## Begin Input material

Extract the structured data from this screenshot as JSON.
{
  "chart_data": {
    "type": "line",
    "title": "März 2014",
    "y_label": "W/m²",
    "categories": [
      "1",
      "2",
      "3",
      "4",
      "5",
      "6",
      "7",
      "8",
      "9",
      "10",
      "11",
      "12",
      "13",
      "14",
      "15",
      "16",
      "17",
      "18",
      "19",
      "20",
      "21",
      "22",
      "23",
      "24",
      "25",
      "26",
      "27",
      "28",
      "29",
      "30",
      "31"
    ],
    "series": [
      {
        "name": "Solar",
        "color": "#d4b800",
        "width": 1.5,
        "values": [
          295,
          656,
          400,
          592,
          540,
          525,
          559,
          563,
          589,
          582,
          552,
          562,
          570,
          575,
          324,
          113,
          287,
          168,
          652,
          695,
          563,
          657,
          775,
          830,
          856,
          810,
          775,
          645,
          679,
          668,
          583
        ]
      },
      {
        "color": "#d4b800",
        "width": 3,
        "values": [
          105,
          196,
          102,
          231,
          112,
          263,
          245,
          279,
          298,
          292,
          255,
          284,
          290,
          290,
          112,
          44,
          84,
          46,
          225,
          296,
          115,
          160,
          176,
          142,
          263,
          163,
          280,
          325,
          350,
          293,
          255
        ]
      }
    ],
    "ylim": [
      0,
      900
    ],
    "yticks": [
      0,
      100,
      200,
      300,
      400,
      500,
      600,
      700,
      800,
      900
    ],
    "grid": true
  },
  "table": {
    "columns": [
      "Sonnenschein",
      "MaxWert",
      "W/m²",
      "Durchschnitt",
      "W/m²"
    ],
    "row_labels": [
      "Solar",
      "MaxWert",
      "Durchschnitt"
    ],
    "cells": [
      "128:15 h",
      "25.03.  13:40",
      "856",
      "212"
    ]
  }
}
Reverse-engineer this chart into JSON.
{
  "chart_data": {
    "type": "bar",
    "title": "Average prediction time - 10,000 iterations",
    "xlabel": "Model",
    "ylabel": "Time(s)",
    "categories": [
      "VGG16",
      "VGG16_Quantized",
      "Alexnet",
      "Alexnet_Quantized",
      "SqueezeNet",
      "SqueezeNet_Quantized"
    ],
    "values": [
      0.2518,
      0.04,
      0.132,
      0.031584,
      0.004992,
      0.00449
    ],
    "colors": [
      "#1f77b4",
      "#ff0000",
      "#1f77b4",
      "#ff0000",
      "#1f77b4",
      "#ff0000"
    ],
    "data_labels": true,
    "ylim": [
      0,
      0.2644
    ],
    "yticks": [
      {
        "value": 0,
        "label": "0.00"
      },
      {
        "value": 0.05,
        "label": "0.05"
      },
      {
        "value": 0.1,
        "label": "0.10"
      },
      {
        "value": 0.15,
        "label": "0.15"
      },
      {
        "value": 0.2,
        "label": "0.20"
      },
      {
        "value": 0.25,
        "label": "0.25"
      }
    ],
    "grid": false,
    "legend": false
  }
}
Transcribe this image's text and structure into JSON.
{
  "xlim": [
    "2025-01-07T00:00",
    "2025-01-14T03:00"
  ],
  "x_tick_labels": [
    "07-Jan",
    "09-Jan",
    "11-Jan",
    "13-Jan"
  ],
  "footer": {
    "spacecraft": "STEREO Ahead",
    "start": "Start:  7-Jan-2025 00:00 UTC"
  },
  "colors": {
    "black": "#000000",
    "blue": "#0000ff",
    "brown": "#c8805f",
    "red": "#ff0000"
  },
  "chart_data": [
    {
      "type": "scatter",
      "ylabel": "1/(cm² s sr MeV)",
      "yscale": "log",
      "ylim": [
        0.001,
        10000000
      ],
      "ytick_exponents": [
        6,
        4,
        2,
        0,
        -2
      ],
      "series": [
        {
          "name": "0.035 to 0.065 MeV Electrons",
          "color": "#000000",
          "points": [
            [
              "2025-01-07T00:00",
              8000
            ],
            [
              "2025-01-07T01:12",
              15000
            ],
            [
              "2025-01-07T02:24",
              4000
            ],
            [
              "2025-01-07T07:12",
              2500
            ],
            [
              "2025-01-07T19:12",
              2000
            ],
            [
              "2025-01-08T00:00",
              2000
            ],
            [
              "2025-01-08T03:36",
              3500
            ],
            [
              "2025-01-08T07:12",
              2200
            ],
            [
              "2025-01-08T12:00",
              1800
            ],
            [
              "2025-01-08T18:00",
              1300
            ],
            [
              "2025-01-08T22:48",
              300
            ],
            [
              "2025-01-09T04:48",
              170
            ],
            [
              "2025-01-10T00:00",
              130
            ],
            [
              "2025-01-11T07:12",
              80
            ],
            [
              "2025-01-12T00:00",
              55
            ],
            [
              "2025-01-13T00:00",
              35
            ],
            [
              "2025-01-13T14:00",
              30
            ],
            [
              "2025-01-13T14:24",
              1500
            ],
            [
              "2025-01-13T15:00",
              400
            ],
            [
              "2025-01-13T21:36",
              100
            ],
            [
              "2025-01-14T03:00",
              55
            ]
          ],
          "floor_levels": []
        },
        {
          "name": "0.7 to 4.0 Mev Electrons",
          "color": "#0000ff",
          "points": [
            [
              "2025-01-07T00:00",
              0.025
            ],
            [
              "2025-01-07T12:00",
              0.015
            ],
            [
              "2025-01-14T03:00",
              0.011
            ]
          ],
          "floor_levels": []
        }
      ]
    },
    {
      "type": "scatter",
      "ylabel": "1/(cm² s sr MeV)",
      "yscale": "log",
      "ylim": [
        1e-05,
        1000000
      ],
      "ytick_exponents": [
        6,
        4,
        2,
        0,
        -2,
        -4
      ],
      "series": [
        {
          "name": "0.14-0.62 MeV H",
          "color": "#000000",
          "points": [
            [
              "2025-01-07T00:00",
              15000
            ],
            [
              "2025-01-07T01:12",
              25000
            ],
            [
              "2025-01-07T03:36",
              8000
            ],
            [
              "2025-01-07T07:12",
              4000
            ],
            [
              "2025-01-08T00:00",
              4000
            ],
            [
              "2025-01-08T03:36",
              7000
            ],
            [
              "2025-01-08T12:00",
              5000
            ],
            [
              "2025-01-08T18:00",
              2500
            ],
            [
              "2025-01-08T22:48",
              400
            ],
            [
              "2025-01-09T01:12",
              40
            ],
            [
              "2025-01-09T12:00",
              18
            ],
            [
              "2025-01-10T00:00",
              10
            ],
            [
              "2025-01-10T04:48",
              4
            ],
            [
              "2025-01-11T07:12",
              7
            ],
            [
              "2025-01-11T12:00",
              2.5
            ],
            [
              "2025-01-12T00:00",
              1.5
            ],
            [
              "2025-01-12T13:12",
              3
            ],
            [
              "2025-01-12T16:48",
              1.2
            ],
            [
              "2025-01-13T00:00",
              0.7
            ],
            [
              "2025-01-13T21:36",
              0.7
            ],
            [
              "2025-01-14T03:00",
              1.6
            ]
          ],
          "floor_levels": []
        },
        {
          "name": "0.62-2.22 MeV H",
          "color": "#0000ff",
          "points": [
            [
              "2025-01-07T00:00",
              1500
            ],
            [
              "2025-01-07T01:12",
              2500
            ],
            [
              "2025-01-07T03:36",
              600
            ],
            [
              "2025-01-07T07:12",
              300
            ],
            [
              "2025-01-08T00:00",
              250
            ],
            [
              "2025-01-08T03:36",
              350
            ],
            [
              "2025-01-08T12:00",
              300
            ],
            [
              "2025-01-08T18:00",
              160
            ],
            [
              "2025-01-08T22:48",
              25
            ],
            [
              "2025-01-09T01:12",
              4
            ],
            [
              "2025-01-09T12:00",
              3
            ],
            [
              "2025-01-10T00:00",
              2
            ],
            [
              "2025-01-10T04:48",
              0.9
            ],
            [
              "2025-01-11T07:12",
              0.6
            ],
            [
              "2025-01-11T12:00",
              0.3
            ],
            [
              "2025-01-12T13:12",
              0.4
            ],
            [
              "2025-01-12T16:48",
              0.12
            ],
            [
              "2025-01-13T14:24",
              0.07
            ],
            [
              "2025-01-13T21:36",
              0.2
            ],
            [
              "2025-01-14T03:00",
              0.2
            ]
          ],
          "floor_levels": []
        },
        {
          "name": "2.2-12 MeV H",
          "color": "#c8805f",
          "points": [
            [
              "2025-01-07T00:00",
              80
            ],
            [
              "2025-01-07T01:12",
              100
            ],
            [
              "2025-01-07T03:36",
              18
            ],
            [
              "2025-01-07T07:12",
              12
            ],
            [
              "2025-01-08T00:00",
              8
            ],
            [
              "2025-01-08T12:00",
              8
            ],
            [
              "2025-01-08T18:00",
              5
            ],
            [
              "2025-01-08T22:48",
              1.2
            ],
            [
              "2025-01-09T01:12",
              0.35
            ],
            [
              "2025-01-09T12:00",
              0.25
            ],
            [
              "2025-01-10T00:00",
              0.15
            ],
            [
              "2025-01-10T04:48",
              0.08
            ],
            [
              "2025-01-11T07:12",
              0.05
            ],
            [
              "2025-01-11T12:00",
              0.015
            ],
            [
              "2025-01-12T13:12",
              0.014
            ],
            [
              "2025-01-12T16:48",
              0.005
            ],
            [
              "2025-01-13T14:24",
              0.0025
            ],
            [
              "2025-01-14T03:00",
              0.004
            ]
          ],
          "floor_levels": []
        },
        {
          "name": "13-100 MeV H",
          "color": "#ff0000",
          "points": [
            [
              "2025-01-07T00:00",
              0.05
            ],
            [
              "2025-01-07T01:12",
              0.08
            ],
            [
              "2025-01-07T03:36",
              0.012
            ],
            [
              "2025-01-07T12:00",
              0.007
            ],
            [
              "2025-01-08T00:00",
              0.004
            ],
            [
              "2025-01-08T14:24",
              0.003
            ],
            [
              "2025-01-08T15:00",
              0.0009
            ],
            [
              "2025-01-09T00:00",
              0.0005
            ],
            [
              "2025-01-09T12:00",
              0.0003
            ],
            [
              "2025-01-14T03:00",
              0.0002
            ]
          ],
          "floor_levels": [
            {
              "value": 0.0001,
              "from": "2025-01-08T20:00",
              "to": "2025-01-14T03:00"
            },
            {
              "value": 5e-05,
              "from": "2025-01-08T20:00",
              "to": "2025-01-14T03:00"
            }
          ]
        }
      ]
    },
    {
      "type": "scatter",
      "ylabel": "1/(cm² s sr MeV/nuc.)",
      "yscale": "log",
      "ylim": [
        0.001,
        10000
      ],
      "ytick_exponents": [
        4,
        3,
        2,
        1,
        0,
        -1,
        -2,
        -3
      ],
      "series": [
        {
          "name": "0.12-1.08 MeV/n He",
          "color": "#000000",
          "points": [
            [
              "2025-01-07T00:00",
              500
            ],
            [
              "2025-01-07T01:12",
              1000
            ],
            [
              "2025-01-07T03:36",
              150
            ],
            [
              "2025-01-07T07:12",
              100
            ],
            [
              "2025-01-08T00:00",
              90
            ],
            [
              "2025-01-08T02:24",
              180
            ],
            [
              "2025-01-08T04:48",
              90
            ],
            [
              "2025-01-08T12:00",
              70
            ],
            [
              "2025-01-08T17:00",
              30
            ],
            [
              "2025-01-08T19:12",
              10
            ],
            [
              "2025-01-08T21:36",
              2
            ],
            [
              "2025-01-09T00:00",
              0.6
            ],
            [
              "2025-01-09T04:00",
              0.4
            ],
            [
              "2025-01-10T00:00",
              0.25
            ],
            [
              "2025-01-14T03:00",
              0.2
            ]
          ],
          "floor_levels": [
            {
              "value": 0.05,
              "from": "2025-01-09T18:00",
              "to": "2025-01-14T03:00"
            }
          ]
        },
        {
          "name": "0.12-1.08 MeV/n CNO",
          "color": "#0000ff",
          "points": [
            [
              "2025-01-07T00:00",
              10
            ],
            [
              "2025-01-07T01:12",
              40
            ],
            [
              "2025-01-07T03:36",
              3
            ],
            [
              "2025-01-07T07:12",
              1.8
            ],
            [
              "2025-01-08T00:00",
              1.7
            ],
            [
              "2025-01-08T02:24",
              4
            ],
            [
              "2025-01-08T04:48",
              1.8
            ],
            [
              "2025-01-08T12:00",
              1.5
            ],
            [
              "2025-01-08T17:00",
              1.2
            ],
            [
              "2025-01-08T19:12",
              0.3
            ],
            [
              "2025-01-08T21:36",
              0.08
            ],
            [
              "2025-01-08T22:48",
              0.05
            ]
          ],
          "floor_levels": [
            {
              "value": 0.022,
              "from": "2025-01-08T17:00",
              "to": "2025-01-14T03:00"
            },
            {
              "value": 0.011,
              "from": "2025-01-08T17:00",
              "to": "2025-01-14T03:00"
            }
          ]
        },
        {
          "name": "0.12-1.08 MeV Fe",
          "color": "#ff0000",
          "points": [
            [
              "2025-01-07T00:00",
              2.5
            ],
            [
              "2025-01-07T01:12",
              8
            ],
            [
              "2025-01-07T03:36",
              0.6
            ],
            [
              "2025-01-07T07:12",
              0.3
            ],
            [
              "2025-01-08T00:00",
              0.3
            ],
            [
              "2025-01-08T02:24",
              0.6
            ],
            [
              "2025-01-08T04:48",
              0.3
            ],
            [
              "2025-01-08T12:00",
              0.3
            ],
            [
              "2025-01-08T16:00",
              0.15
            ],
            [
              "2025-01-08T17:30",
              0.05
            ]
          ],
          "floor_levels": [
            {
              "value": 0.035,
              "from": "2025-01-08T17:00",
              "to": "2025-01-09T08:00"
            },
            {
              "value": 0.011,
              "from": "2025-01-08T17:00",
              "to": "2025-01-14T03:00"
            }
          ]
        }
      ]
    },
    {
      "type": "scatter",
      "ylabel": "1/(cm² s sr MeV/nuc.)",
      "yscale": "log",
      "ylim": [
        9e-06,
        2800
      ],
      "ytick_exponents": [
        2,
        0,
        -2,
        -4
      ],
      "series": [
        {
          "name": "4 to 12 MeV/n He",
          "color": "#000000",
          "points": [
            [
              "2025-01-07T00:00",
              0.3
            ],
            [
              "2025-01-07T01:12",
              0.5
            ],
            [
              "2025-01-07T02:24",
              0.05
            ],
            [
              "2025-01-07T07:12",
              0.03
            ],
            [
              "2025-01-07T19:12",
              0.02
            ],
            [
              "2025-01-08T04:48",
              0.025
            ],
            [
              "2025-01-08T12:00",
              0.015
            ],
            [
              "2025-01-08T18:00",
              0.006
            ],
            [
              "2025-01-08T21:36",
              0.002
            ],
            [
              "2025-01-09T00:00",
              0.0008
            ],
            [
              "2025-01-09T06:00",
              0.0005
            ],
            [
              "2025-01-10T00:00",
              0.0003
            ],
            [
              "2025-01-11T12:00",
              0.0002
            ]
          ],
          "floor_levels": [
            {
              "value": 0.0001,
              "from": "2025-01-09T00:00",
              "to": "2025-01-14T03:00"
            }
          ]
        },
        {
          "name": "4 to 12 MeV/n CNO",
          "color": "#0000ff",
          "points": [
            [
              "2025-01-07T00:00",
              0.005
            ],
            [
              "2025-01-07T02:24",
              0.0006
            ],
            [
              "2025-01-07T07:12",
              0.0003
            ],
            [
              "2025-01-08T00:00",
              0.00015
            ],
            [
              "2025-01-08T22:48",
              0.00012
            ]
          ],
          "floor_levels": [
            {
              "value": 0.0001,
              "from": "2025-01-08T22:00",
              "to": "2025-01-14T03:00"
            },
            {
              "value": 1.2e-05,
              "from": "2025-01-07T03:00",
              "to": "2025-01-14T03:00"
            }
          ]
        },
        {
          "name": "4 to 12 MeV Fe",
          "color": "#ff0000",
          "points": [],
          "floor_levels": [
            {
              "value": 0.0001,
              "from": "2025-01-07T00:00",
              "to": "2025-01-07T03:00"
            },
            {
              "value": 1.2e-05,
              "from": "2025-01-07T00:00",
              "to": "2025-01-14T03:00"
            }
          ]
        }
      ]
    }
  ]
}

## End Input material

**Problem**
For each line in the data above that contains the string "into", extract the line.

**In response**
Reverse-engineer this chart into JSON.
Transcribe this image's text and structure into JSON.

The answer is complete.